▸ STATED GOAL
Repeat, without any change, the entries presented below.

··· DATA SUPPLIED ···

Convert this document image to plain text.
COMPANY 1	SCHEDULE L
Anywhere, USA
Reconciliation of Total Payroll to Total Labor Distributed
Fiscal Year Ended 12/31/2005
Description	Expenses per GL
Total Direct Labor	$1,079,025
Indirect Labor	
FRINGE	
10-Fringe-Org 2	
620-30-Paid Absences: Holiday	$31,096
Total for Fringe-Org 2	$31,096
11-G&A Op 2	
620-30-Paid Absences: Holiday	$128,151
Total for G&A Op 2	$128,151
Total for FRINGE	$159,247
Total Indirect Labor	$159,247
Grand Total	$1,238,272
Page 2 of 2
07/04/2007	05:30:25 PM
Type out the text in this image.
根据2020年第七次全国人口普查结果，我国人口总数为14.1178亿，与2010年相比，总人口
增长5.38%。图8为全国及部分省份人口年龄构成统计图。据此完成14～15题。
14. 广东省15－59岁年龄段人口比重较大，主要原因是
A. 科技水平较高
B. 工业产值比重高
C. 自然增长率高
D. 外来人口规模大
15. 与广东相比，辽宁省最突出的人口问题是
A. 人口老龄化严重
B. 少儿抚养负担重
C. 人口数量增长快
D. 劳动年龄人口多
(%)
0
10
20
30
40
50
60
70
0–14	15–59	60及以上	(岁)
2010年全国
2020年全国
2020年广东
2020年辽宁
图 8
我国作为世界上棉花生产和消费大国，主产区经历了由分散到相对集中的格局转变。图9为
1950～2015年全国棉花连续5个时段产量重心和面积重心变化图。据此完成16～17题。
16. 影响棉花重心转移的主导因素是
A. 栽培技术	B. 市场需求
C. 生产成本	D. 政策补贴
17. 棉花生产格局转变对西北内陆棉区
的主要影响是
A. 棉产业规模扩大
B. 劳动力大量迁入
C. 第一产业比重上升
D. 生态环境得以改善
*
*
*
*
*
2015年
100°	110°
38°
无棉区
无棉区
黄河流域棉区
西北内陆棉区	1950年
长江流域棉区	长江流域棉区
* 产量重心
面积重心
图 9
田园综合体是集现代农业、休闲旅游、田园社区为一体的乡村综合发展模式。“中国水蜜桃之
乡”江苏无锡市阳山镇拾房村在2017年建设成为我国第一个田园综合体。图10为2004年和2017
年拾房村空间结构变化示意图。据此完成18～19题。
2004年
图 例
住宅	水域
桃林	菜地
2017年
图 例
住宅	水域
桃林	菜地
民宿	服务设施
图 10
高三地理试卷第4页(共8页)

···

▸ WORKED ANSWER
Convert this document image to plain text.
COMPANY 1	SCHEDULE L
Anywhere, USA
Reconciliation of Total Payroll to Total Labor Distributed
Fiscal Year Ended 12/31/2005
Description	Expenses per GL
Total Direct Labor	$1,079,025
Indirect Labor	
FRINGE	
10-Fringe-Org 2	
620-30-Paid Absences: Holiday	$31,096
Total for Fringe-Org 2	$31,096
11-G&A Op 2	
620-30-Paid Absences: Holiday	$128,151
Total for G&A Op 2	$128,151
Total for FRINGE	$159,247
Total Indirect Labor	$159,247
Grand Total	$1,238,272
Page 2 of 2
07/04/2007	05:30:25 PM
Type out the text in this image.
根据2020年第七次全国人口普查结果，我国人口总数为14.1178亿，与2010年相比，总人口
增长5.38%。图8为全国及部分省份人口年龄构成统计图。据此完成14～15题。
14. 广东省15－59岁年龄段人口比重较大，主要原因是
A. 科技水平较高
B. 工业产值比重高
C. 自然增长率高
D. 外来人口规模大
15. 与广东相比，辽宁省最突出的人口问题是
A. 人口老龄化严重
B. 少儿抚养负担重
C. 人口数量增长快
D. 劳动年龄人口多
(%)
0
10
20
30
40
50
60
70
0–14	15–59	60及以上	(岁)
2010年全国
2020年全国
2020年广东
2020年辽宁
图 8
我国作为世界上棉花生产和消费大国，主产区经历了由分散到相对集中的格局转变。图9为
1950～2015年全国棉花连续5个时段产量重心和面积重心变化图。据此完成16～17题。
16. 影响棉花重心转移的主导因素是
A. 栽培技术	B. 市场需求
C. 生产成本	D. 政策补贴
17. 棉花生产格局转变对西北内陆棉区
的主要影响是
A. 棉产业规模扩大
B. 劳动力大量迁入
C. 第一产业比重上升
D. 生态环境得以改善
*
*
*
*
*
2015年
100°	110°
38°
无棉区
无棉区
黄河流域棉区
西北内陆棉区	1950年
长江流域棉区	长江流域棉区
* 产量重心
面积重心
图 9
田园综合体是集现代农业、休闲旅游、田园社区为一体的乡村综合发展模式。“中国水蜜桃之
乡”江苏无锡市阳山镇拾房村在2017年建设成为我国第一个田园综合体。图10为2004年和2017
年拾房村空间结构变化示意图。据此完成18～19题。
2004年
图 例
住宅	水域
桃林	菜地
2017年
图 例
住宅	水域
桃林	菜地
民宿	服务设施
图 10
高三地理试卷第4页(共8页)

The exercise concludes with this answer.